What to do ▸
Collect all lines from the records below that include the word "yana".

(A run of records)

— begin —

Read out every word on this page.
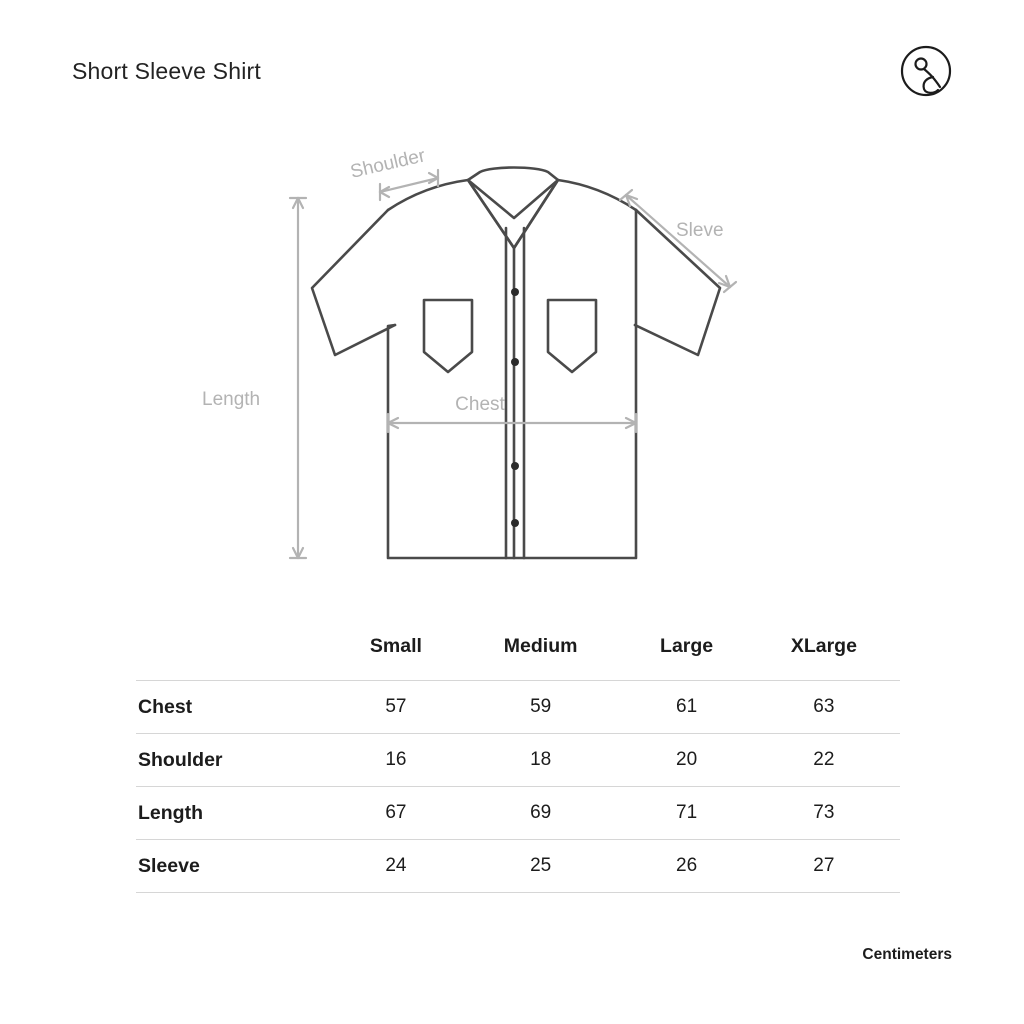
Short Sleeve Shirt
Shoulder
Sleve
Length	Chest
	Small	Medium	Large	XLarge
Chest	57	59	61	63
Shoulder	16	18	20	22
Length	67	69	71	73
Sleeve	24	25	26	27
Centimeters
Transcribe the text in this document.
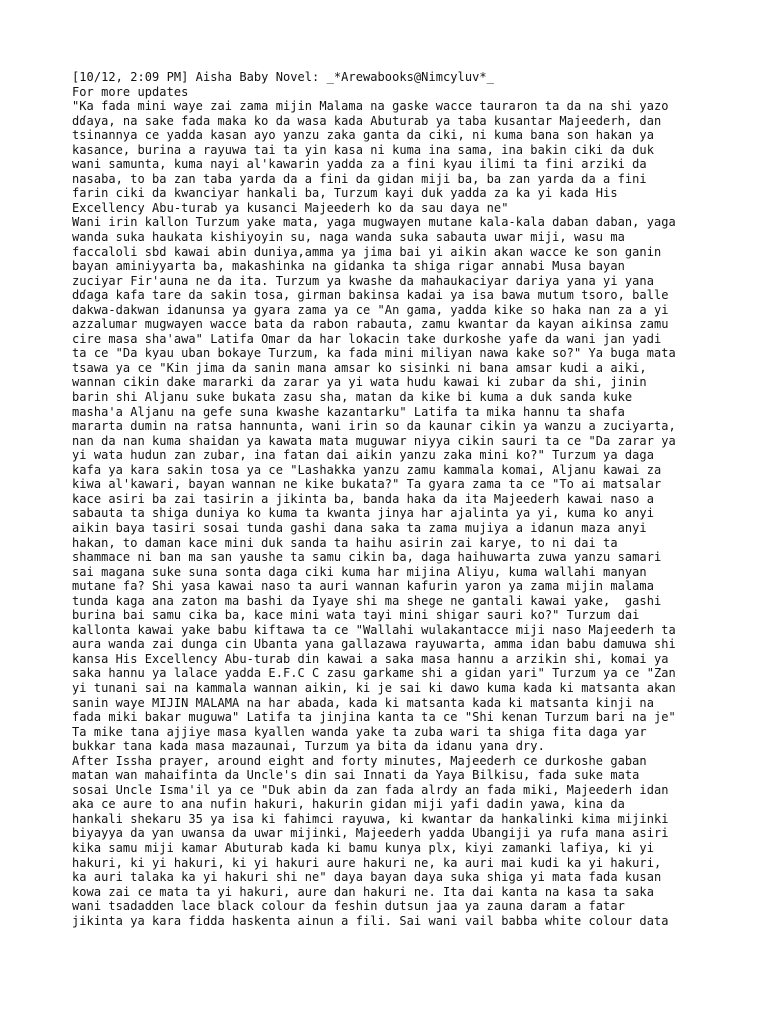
[10/12, 2:09 PM] Aisha Baby Novel: _*Arewabooks@Nimcyluv*_
For more updates
"Ka fada mini waye zai zama mijin Malama na gaske wacce tauraron ta da na shi yazo
dɗaya, na sake fada maka ko da wasa kada Abuturab ya taba kusantar Majeederh, dan
tsinannya ce yadda kasan ayo yanzu zaka ganta da ciki, ni kuma bana son hakan ya
kasance, burina a rayuwa tai ta yin kasa ni kuma ina sama, ina bakin ciki da duk
wani samunta, kuma nayi al'kawarin yadda za a fini kyau ilimi ta fini arziki da
nasaba, to ba zan taba yarda da a fini da gidan miji ba, ba zan yarda da a fini
farin ciki da kwanciyar hankali ba, Turzum kayi duk yadda za ka yi kada His
Excellency Abu-turab ya kusanci Majeederh ko da sau daya ne"
Wani irin kallon Turzum yake mata, yaga mugwayen mutane kala-kala daban daban, yaga
wanda suka haukata kishiyoyin su, naga wanda suka sabauta uwar miji, wasu ma
faccaloli sbd kawai abin duniya,amma ya jima bai yi aikin akan wacce ke son ganin
bayan aminiyyarta ba, makashinka na gidanka ta shiga rigar annabi Musa bayan
zuciyar Fir'auna ne da ita. Turzum ya kwashe da mahaukaciyar dariya yana yi yana
dɗaga kafa tare da sakin tosa, girman bakinsa kadai ya isa bawa mutum tsoro, balle
dakwa-dakwan idanunsa ya gyara zama ya ce "An gama, yadda kike so haka nan za a yi
azzalumar mugwayen wacce bata da rabon rabauta, zamu kwantar da kayan aikinsa zamu
cire masa sha'awa" Latifa Omar da har lokacin take durkoshe yafe da wani jan yadi
ta ce "Da kyau uban bokaye Turzum, ka fada mini miliyan nawa kake so?" Ya buga mata
tsawa ya ce "Kin jima da sanin mana amsar ko sisinki ni bana amsar kudi a aiki,
wannan cikin dake mararki da zarar ya yi wata hudu kawai ki zubar da shi, jinin
barin shi Aljanu suke bukata zasu sha, matan da kike bi kuma a duk sanda kuke
masha'a Aljanu na gefe suna kwashe kazantarku" Latifa ta mika hannu ta shafa
mararta dumin na ratsa hannunta, wani irin so da kaunar cikin ya wanzu a zuciyarta,
nan da nan kuma shaidan ya kawata mata muguwar niyya cikin sauri ta ce "Da zarar ya
yi wata hudun zan zubar, ina fatan dai aikin yanzu zaka mini ko?" Turzum ya daga
kafa ya kara sakin tosa ya ce "Lashakka yanzu zamu kammala komai, Aljanu kawai za
kiwa al'kawari, bayan wannan ne kike bukata?" Ta gyara zama ta ce "To ai matsalar
kace asiri ba zai tasirin a jikinta ba, banda haka da ita Majeederh kawai naso a
sabauta ta shiga duniya ko kuma ta kwanta jinya har ajalinta ya yi, kuma ko anyi
aikin baya tasiri sosai tunda gashi dana saka ta zama mujiya a idanun maza anyi
hakan, to daman kace mini duk sanda ta haihu asirin zai karye, to ni dai ta
shammace ni ban ma san yaushe ta samu cikin ba, daga haihuwarta zuwa yanzu samari
sai magana suke suna sonta daga ciki kuma har mijina Aliyu, kuma wallahi manyan
mutane fa? Shi yasa kawai naso ta auri wannan kafurin yaron ya zama mijin malama
tunda kaga ana zaton ma bashi da Iyaye shi ma shege ne gantali kawai yake,  gashi
burina bai samu cika ba, kace mini wata tayi mini shigar sauri ko?" Turzum dai
kallonta kawai yake babu kiftawa ta ce "Wallahi wulakantacce miji naso Majeederh ta
aura wanda zai dunga cin Ubanta yana gallazawa rayuwarta, amma idan babu damuwa shi
kansa His Excellency Abu-turab din kawai a saka masa hannu a arzikin shi, komai ya
saka hannu ya lalace yadda E.F.C C zasu garkame shi a gidan yari" Turzum ya ce "Zan
yi tunani sai na kammala wannan aikin, ki je sai ki dawo kuma kada ki matsanta akan
sanin waye MIJIN MALAMA na har abada, kada ki matsanta kada ki matsanta kinji na
fada miki bakar muguwa" Latifa ta jinjina kanta ta ce "Shi kenan Turzum bari na je"
Ta mike tana ajjiye masa kyallen wanda yake ta zuba wari ta shiga fita daga ƴar
bukkar tana kada masa mazaunai, Turzum ya bita da idanu yana dry.
After Issha prayer, around eight and forty minutes, Majeederh ce durkoshe gaban
matan wan mahaifinta da Uncle's din sai Innati da Yaya Bilkisu, fada suke mata
sosai Uncle Isma'il ya ce "Duk abin da zan fada alrdy an fada miki, Majeederh idan
aka ce aure to ana nufin hakuri, hakurin gidan miji yafi dadin yawa, kina da
hankali shekaru 35 ya isa ki fahimci rayuwa, ki kwantar da hankalinki kima mijinki
biyayya da ƴan uwansa da uwar mijinki, Majeederh yadda Ubangiji ya rufa mana asiri
kika samu miji kamar Abuturab kada ki bamu kunya plx, kiyi zamanki lafiya, ki yi
hakuri, ki yi hakuri, ki yi hakuri aure hakuri ne, ka auri mai kudi ka yi hakuri,
ka auri talaka ka yi hakuri shi ne" daya bayan daya suka shiga yi mata fada kusan
kowa zai ce mata ta yi hakuri, aure dan hakuri ne. Ita dai kanta na kasa ta saka
wani tsadadden lace black colour da feshin dutsun jaa ya zauna daram a fatar
jikinta ya kara fidda haskenta ainun a fili. Sai wani vail babba white colour data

— end —

Answer for the task ▸
zuciyar Fir'auna ne da ita. Turzum ya kwashe da mahaukaciyar dariya yana yi yana
aura wanda zai dunga cin Ubanta yana gallazawa rayuwarta, amma idan babu damuwa shi
bukkar tana kada masa mazaunai, Turzum ya bita da idanu yana dry.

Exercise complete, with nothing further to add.